* [Supplied material]
START

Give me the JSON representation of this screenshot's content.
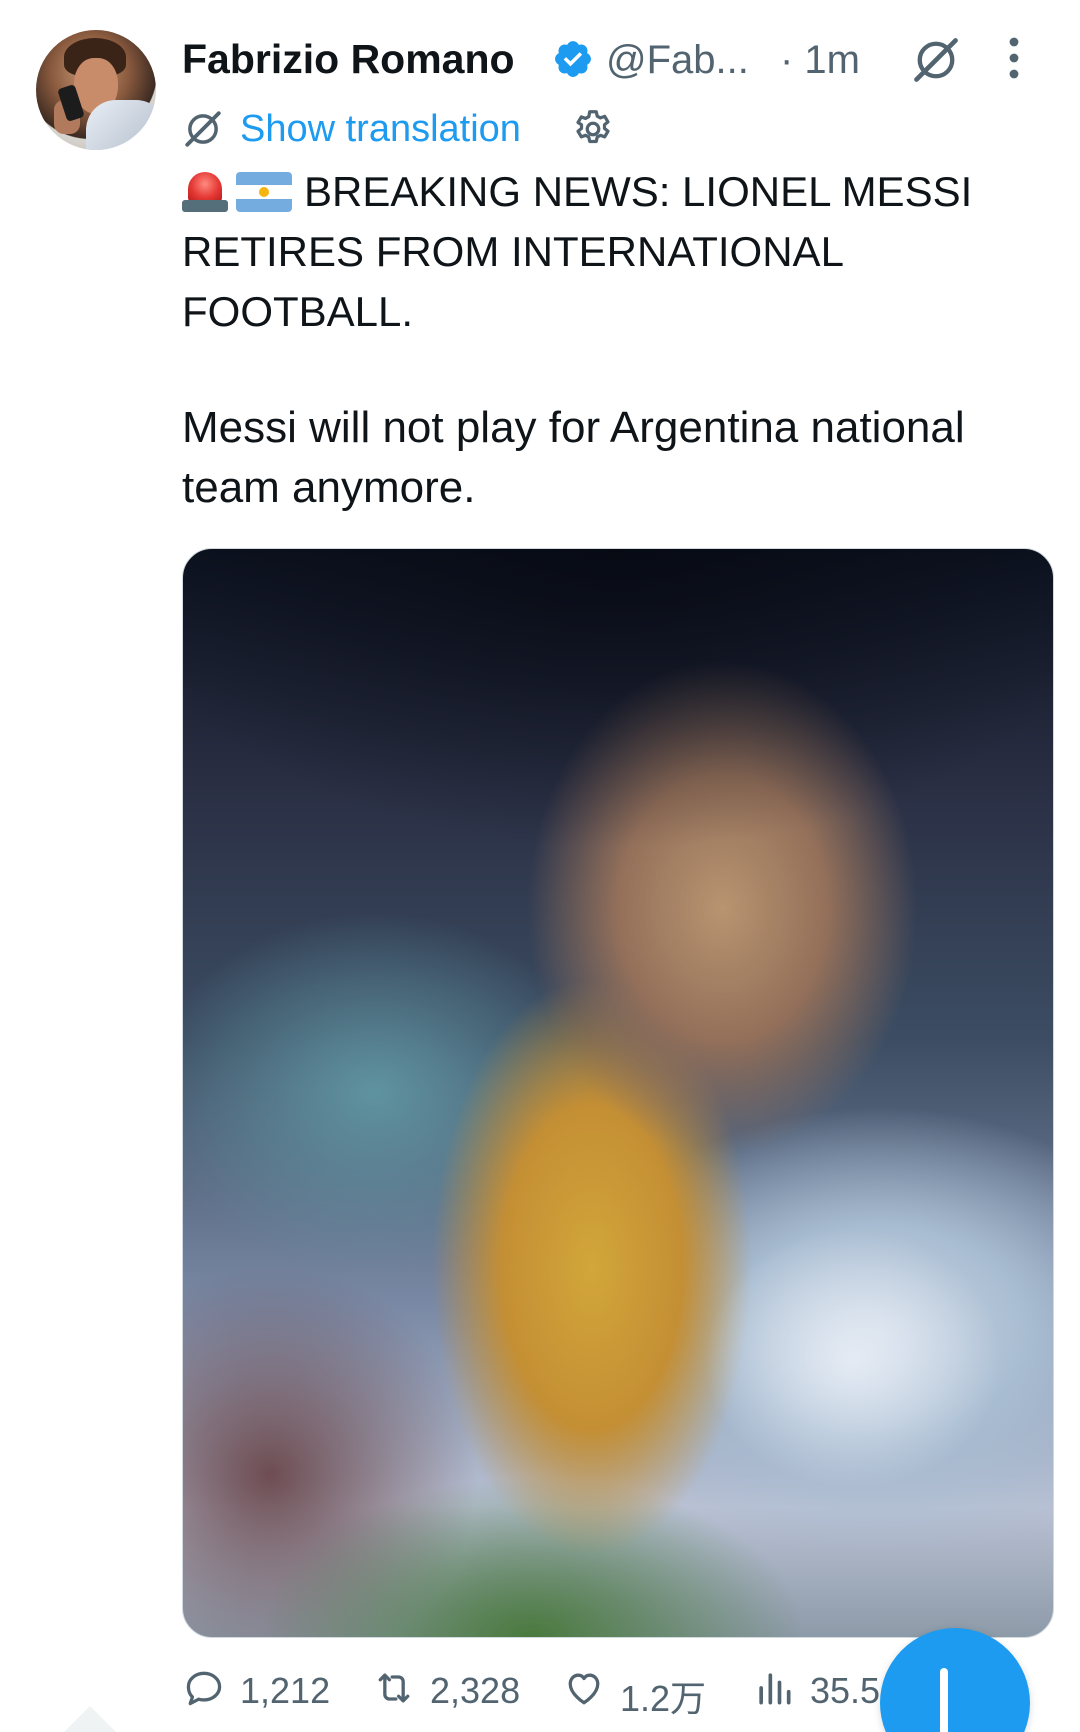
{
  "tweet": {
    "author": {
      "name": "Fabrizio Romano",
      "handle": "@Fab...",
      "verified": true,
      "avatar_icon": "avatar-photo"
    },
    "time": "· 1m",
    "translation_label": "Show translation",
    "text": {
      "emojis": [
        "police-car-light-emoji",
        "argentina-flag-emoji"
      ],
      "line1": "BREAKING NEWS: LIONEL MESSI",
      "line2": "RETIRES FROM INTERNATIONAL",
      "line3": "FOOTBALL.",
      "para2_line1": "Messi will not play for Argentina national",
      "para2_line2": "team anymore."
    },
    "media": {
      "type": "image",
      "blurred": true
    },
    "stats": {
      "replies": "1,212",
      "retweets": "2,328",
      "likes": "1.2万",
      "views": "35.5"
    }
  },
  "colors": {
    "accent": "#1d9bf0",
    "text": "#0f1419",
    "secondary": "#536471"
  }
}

END

* [Required work]
Your task is an exact transcription of all the data, minus the pictures.

* [Task result]
Give me the JSON representation of this screenshot's content.
{
  "tweet": {
    "author": {
      "name": "Fabrizio Romano",
      "handle": "@Fab...",
      "verified": true,
      "avatar_icon": "avatar-photo"
    },
    "time": "· 1m",
    "translation_label": "Show translation",
    "text": {
      "emojis": [
        "police-car-light-emoji",
        "argentina-flag-emoji"
      ],
      "line1": "BREAKING NEWS: LIONEL MESSI",
      "line2": "RETIRES FROM INTERNATIONAL",
      "line3": "FOOTBALL.",
      "para2_line1": "Messi will not play for Argentina national",
      "para2_line2": "team anymore."
    },
    "media": {
      "type": "image",
      "blurred": true
    },
    "stats": {
      "replies": "1,212",
      "retweets": "2,328",
      "likes": "1.2万",
      "views": "35.5"
    }
  },
  "colors": {
    "accent": "#1d9bf0",
    "text": "#0f1419",
    "secondary": "#536471"
  }
}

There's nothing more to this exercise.